▸ **Requirements**:
Return all lines in the material below that contain "sålda".

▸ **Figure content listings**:

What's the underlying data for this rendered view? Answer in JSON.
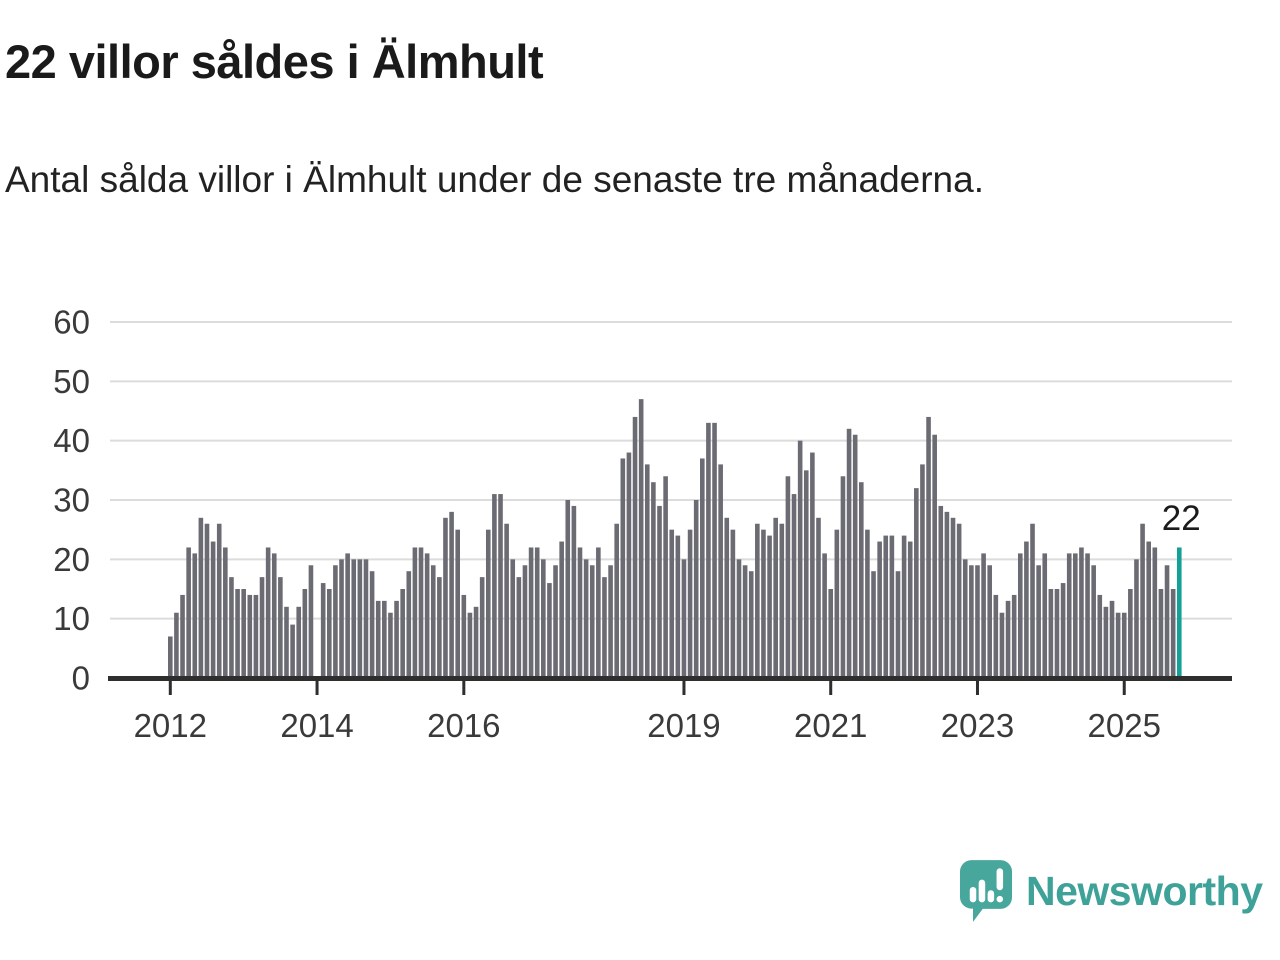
{
  "title": "22 villor såldes i Älmhult",
  "subtitle": "Antal sålda villor i Älmhult under de senaste tre månaderna.",
  "annotation": {
    "label": "22"
  },
  "logo": {
    "text": "Newsworthy"
  },
  "colors": {
    "bar": "#6b6b73",
    "highlight": "#14a096",
    "grid": "#dcdcdc",
    "axis_line": "#2e2e2e",
    "axis_text": "#3a3a3a",
    "annotation_text": "#1b1b1b",
    "logo_icon": "#48a79d",
    "logo_text": "#3ea298"
  },
  "chart_data": {
    "type": "bar",
    "title": "22 villor såldes i Älmhult",
    "subtitle": "Antal sålda villor i Älmhult under de senaste tre månaderna.",
    "ylabel": "",
    "xlabel": "",
    "grid": true,
    "ylim": [
      0,
      60
    ],
    "yticks": [
      0,
      10,
      20,
      30,
      40,
      50,
      60
    ],
    "start_month": "2012-01",
    "end_month": "2025-10",
    "values": [
      7,
      11,
      14,
      22,
      21,
      27,
      26,
      23,
      26,
      22,
      17,
      15,
      15,
      14,
      14,
      17,
      22,
      21,
      17,
      12,
      9,
      12,
      15,
      19,
      0,
      16,
      15,
      19,
      20,
      21,
      20,
      20,
      20,
      18,
      13,
      13,
      11,
      13,
      15,
      18,
      22,
      22,
      21,
      19,
      17,
      27,
      28,
      25,
      14,
      11,
      12,
      17,
      25,
      31,
      31,
      26,
      20,
      17,
      19,
      22,
      22,
      20,
      16,
      19,
      23,
      30,
      29,
      22,
      20,
      19,
      22,
      17,
      19,
      26,
      37,
      38,
      44,
      47,
      36,
      33,
      29,
      34,
      25,
      24,
      20,
      25,
      30,
      37,
      43,
      43,
      36,
      27,
      25,
      20,
      19,
      18,
      26,
      25,
      24,
      27,
      26,
      34,
      31,
      40,
      35,
      38,
      27,
      21,
      15,
      25,
      34,
      42,
      41,
      33,
      25,
      18,
      23,
      24,
      24,
      18,
      24,
      23,
      32,
      36,
      44,
      41,
      29,
      28,
      27,
      26,
      20,
      19,
      19,
      21,
      19,
      14,
      11,
      13,
      14,
      21,
      23,
      26,
      19,
      21,
      15,
      15,
      16,
      21,
      21,
      22,
      21,
      19,
      14,
      12,
      13,
      11,
      11,
      15,
      20,
      26,
      23,
      22,
      15,
      19,
      15,
      22
    ],
    "highlight_index": 165,
    "highlight_value": 22,
    "xticks": [
      {
        "label": "2012",
        "month_index": 0
      },
      {
        "label": "2014",
        "month_index": 24
      },
      {
        "label": "2016",
        "month_index": 48
      },
      {
        "label": "2019",
        "month_index": 84
      },
      {
        "label": "2021",
        "month_index": 108
      },
      {
        "label": "2023",
        "month_index": 132
      },
      {
        "label": "2025",
        "month_index": 156
      }
    ],
    "legend": null
  }
}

▸ **Output of the exercise**:
  "subtitle": "Antal sålda villor i Älmhult under de senaste tre månaderna.",
    "subtitle": "Antal sålda villor i Älmhult under de senaste tre månaderna.",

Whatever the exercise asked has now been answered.